- _EXERCISE DIRECTIONS_
Filter the data below for the string "зібрано" and copy each matching line.

- _DATASET ROWS_
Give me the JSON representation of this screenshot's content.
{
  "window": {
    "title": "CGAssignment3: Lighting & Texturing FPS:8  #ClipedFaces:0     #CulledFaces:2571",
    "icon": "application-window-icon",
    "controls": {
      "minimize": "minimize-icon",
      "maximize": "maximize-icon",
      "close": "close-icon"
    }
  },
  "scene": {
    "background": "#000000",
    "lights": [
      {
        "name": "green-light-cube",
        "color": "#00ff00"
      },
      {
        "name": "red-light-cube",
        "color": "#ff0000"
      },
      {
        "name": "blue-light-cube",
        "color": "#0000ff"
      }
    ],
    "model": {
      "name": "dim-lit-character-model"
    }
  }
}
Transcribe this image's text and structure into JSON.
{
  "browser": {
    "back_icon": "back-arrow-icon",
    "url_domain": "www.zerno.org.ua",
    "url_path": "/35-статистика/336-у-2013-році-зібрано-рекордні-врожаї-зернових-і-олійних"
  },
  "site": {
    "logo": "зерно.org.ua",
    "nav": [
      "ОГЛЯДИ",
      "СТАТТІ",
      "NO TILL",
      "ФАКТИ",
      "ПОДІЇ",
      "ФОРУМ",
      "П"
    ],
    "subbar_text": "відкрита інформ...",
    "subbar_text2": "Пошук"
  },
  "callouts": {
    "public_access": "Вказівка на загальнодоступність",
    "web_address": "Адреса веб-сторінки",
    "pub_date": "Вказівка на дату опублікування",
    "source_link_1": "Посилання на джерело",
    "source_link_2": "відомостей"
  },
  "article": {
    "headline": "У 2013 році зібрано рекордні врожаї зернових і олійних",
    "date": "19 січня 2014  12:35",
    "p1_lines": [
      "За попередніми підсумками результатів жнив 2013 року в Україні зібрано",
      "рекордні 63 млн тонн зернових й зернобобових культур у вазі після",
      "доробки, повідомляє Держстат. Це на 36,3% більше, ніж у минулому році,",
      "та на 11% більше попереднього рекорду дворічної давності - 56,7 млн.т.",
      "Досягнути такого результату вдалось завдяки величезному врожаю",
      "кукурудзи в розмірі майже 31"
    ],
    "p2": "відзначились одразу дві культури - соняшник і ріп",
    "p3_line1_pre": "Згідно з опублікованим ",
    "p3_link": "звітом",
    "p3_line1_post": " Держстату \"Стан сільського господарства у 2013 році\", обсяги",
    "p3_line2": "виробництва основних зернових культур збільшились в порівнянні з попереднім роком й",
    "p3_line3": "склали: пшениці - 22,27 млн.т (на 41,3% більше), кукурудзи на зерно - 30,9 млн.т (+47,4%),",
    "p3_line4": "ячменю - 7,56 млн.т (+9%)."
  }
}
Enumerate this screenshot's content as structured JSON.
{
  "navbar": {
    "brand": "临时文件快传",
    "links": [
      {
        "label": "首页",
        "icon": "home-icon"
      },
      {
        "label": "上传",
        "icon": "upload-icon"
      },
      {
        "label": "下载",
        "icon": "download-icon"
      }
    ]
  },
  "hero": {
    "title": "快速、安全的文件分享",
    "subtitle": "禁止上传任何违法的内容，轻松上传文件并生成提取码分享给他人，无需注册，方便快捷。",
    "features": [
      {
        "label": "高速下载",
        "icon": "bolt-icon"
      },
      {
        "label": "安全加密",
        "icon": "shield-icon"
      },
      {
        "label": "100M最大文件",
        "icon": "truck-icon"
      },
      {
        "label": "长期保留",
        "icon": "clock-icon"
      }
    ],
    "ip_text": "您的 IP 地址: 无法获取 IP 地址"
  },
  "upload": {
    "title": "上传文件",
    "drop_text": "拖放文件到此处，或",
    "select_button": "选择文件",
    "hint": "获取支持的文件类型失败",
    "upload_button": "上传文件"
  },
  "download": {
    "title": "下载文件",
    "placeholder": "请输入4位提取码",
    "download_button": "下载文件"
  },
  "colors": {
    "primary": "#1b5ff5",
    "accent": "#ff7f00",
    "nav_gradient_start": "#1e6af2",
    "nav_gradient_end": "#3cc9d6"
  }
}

- _WRITTEN RESPONSE_
    "url_path": "/35-статистика/336-у-2013-році-зібрано-рекордні-врожаї-зернових-і-олійних"
    "headline": "У 2013 році зібрано рекордні врожаї зернових і олійних",
      "За попередніми підсумками результатів жнив 2013 року в Україні зібрано",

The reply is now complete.